▸ **Collected data**
####################

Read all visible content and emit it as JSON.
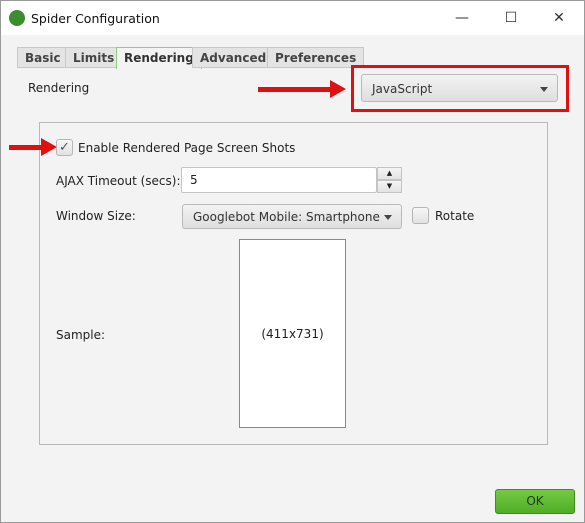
{
  "window": {
    "title": "Spider Configuration",
    "minimize": "—",
    "maximize": "☐",
    "close": "✕"
  },
  "tabs": [
    {
      "label": "Basic"
    },
    {
      "label": "Limits"
    },
    {
      "label": "Rendering",
      "active": true
    },
    {
      "label": "Advanced"
    },
    {
      "label": "Preferences"
    }
  ],
  "rendering": {
    "label": "Rendering",
    "selected": "JavaScript"
  },
  "screenshots": {
    "enable_label": "Enable Rendered Page Screen Shots",
    "enabled": true,
    "check": "✓",
    "ajax_label": "AJAX Timeout (secs):",
    "ajax_value": "5",
    "window_size_label": "Window Size:",
    "window_size_value": "Googlebot Mobile: Smartphone",
    "rotate_label": "Rotate",
    "rotate": false,
    "sample_label": "Sample:",
    "sample_size": "(411x731)"
  },
  "ok_label": "OK",
  "colors": {
    "annotation": "#e01010",
    "ok_button": "#5cb82e"
  }
}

####################

▸ **What you will do**
What you return should match the records above word for word, minus the pictures.

▸ **Exercise solution**
Read all visible content and emit it as JSON.
{
  "window": {
    "title": "Spider Configuration",
    "minimize": "—",
    "maximize": "☐",
    "close": "✕"
  },
  "tabs": [
    {
      "label": "Basic"
    },
    {
      "label": "Limits"
    },
    {
      "label": "Rendering",
      "active": true
    },
    {
      "label": "Advanced"
    },
    {
      "label": "Preferences"
    }
  ],
  "rendering": {
    "label": "Rendering",
    "selected": "JavaScript"
  },
  "screenshots": {
    "enable_label": "Enable Rendered Page Screen Shots",
    "enabled": true,
    "check": "✓",
    "ajax_label": "AJAX Timeout (secs):",
    "ajax_value": "5",
    "window_size_label": "Window Size:",
    "window_size_value": "Googlebot Mobile: Smartphone",
    "rotate_label": "Rotate",
    "rotate": false,
    "sample_label": "Sample:",
    "sample_size": "(411x731)"
  },
  "ok_label": "OK",
  "colors": {
    "annotation": "#e01010",
    "ok_button": "#5cb82e"
  }
}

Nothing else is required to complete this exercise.